## Exercise:
Will you extract the entries word for word? Images should not appear in the copy.

[Saved data entries]
[start]

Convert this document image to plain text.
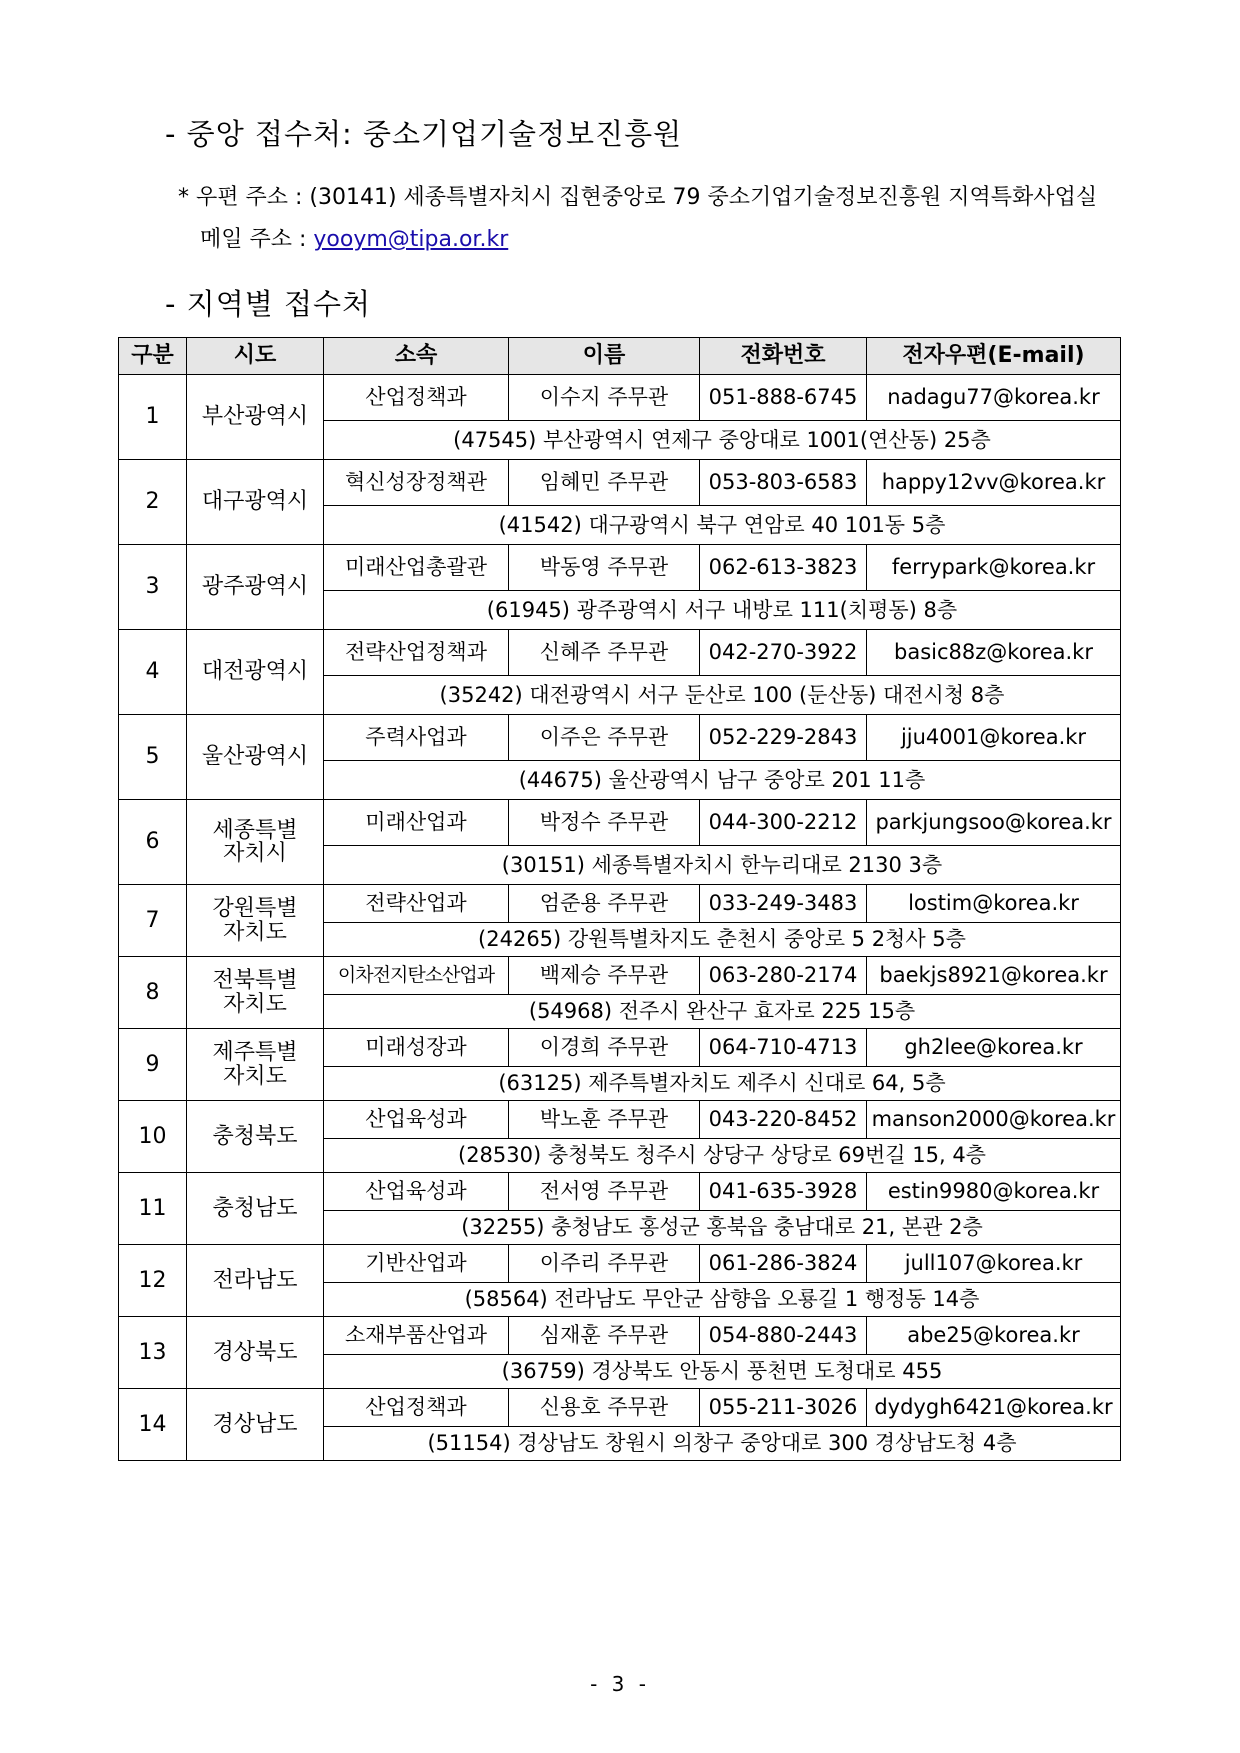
- 중앙 접수처: 중소기업기술정보진흥원
* 우편 주소 : (30141) 세종특별자치시 집현중앙로 79 중소기업기술정보진흥원 지역특화사업실
메일 주소 : yooym@tipa.or.kr
- 지역별 접수처
구분	시도	소속	이름	전화번호	전자우편(E-mail)
1	부산광역시	산업정책과	이수지 주무관	051-888-6745	nadagu77@korea.kr
		(47545) 부산광역시 연제구 중앙대로 1001(연산동) 25층			
2	대구광역시	혁신성장정책관	임혜민 주무관	053-803-6583	happy12vv@korea.kr
		(41542) 대구광역시 북구 연암로 40 101동 5층			
3	광주광역시	미래산업총괄관	박동영 주무관	062-613-3823	ferrypark@korea.kr
		(61945) 광주광역시 서구 내방로 111(치평동) 8층			
4	대전광역시	전략산업정책과	신혜주 주무관	042-270-3922	basic88z@korea.kr
		(35242) 대전광역시 서구 둔산로 100 (둔산동) 대전시청 8층			
5	울산광역시	주력사업과	이주은 주무관	052-229-2843	jju4001@korea.kr
		(44675) 울산광역시 남구 중앙로 201 11층			
6	세종특별
자치시	미래산업과	박정수 주무관	044-300-2212	parkjungsoo@korea.kr
		(30151) 세종특별자치시 한누리대로 2130 3층			
7	강원특별
자치도	전략산업과	엄준용 주무관	033-249-3483	lostim@korea.kr
		(24265) 강원특별차지도 춘천시 중앙로 5 2청사 5층			
8	전북특별
자치도	이차전지탄소산업과	백제승 주무관	063-280-2174	baekjs8921@korea.kr
		(54968) 전주시 완산구 효자로 225 15층			
9	제주특별
자치도	미래성장과	이경희 주무관	064-710-4713	gh2lee@korea.kr
		(63125) 제주특별자치도 제주시 신대로 64, 5층			
10	충청북도	산업육성과	박노훈 주무관	043-220-8452	manson2000@korea.kr
		(28530) 충청북도 청주시 상당구 상당로 69번길 15, 4층			
11	충청남도	산업육성과	전서영 주무관	041-635-3928	estin9980@korea.kr
		(32255) 충청남도 홍성군 홍북읍 충남대로 21, 본관 2층			
12	전라남도	기반산업과	이주리 주무관	061-286-3824	jull107@korea.kr
		(58564) 전라남도 무안군 삼향읍 오룡길 1 행정동 14층			
13	경상북도	소재부품산업과	심재훈 주무관	054-880-2443	abe25@korea.kr
		(36759) 경상북도 안동시 풍천면 도청대로 455			
14	경상남도	산업정책과	신용호 주무관	055-211-3026	dydygh6421@korea.kr
		(51154) 경상남도 창원시 의창구 중앙대로 300 경상남도청 4층			
- 3 -
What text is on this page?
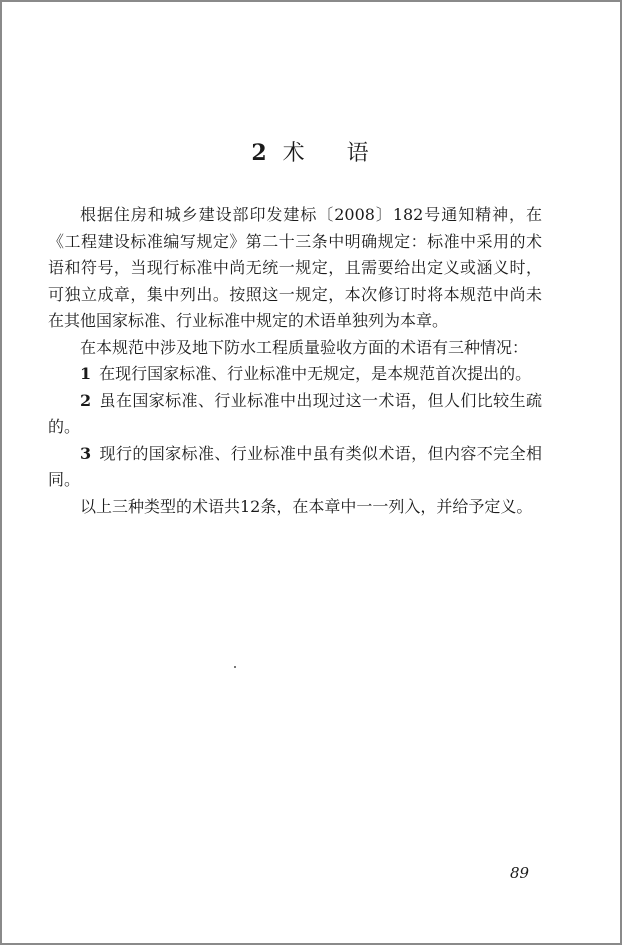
2 术 语

根据住房和城乡建设部印发建标〔2008〕182号通知精神，在《工程建设标准编写规定》第二十三条中明确规定：标准中采用的术语和符号，当现行标准中尚无统一规定，且需要给出定义或涵义时，可独立成章，集中列出。按照这一规定，本次修订时将本规范中尚未在其他国家标准、行业标准中规定的术语单独列为本章。

在本规范中涉及地下防水工程质量验收方面的术语有三种情况：

1 在现行国家标准、行业标准中无规定，是本规范首次提出的。

2 虽在国家标准、行业标准中出现过这一术语，但人们比较生疏的。

3 现行的国家标准、行业标准中虽有类似术语，但内容不完全相同。

以上三种类型的术语共12条，在本章中一一列入，并给予定义。

89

[end]

## The reply:
Convert this document image to plain text.
- 중앙 접수처: 중소기업기술정보진흥원
* 우편 주소 : (30141) 세종특별자치시 집현중앙로 79 중소기업기술정보진흥원 지역특화사업실
메일 주소 : yooym@tipa.or.kr
- 지역별 접수처
구분	시도	소속	이름	전화번호	전자우편(E-mail)
1	부산광역시	산업정책과	이수지 주무관	051-888-6745	nadagu77@korea.kr
		(47545) 부산광역시 연제구 중앙대로 1001(연산동) 25층			
2	대구광역시	혁신성장정책관	임혜민 주무관	053-803-6583	happy12vv@korea.kr
		(41542) 대구광역시 북구 연암로 40 101동 5층			
3	광주광역시	미래산업총괄관	박동영 주무관	062-613-3823	ferrypark@korea.kr
		(61945) 광주광역시 서구 내방로 111(치평동) 8층			
4	대전광역시	전략산업정책과	신혜주 주무관	042-270-3922	basic88z@korea.kr
		(35242) 대전광역시 서구 둔산로 100 (둔산동) 대전시청 8층			
5	울산광역시	주력사업과	이주은 주무관	052-229-2843	jju4001@korea.kr
		(44675) 울산광역시 남구 중앙로 201 11층			
6	세종특별
자치시	미래산업과	박정수 주무관	044-300-2212	parkjungsoo@korea.kr
		(30151) 세종특별자치시 한누리대로 2130 3층			
7	강원특별
자치도	전략산업과	엄준용 주무관	033-249-3483	lostim@korea.kr
		(24265) 강원특별차지도 춘천시 중앙로 5 2청사 5층			
8	전북특별
자치도	이차전지탄소산업과	백제승 주무관	063-280-2174	baekjs8921@korea.kr
		(54968) 전주시 완산구 효자로 225 15층			
9	제주특별
자치도	미래성장과	이경희 주무관	064-710-4713	gh2lee@korea.kr
		(63125) 제주특별자치도 제주시 신대로 64, 5층			
10	충청북도	산업육성과	박노훈 주무관	043-220-8452	manson2000@korea.kr
		(28530) 충청북도 청주시 상당구 상당로 69번길 15, 4층			
11	충청남도	산업육성과	전서영 주무관	041-635-3928	estin9980@korea.kr
		(32255) 충청남도 홍성군 홍북읍 충남대로 21, 본관 2층			
12	전라남도	기반산업과	이주리 주무관	061-286-3824	jull107@korea.kr
		(58564) 전라남도 무안군 삼향읍 오룡길 1 행정동 14층			
13	경상북도	소재부품산업과	심재훈 주무관	054-880-2443	abe25@korea.kr
		(36759) 경상북도 안동시 풍천면 도청대로 455			
14	경상남도	산업정책과	신용호 주무관	055-211-3026	dydygh6421@korea.kr
		(51154) 경상남도 창원시 의창구 중앙대로 300 경상남도청 4층			
- 3 -
What text is on this page?
2 术 语

根据住房和城乡建设部印发建标〔2008〕182号通知精神，在《工程建设标准编写规定》第二十三条中明确规定：标准中采用的术语和符号，当现行标准中尚无统一规定，且需要给出定义或涵义时，可独立成章，集中列出。按照这一规定，本次修订时将本规范中尚未在其他国家标准、行业标准中规定的术语单独列为本章。

在本规范中涉及地下防水工程质量验收方面的术语有三种情况：

1 在现行国家标准、行业标准中无规定，是本规范首次提出的。

2 虽在国家标准、行业标准中出现过这一术语，但人们比较生疏的。

3 现行的国家标准、行业标准中虽有类似术语，但内容不完全相同。

以上三种类型的术语共12条，在本章中一一列入，并给予定义。

89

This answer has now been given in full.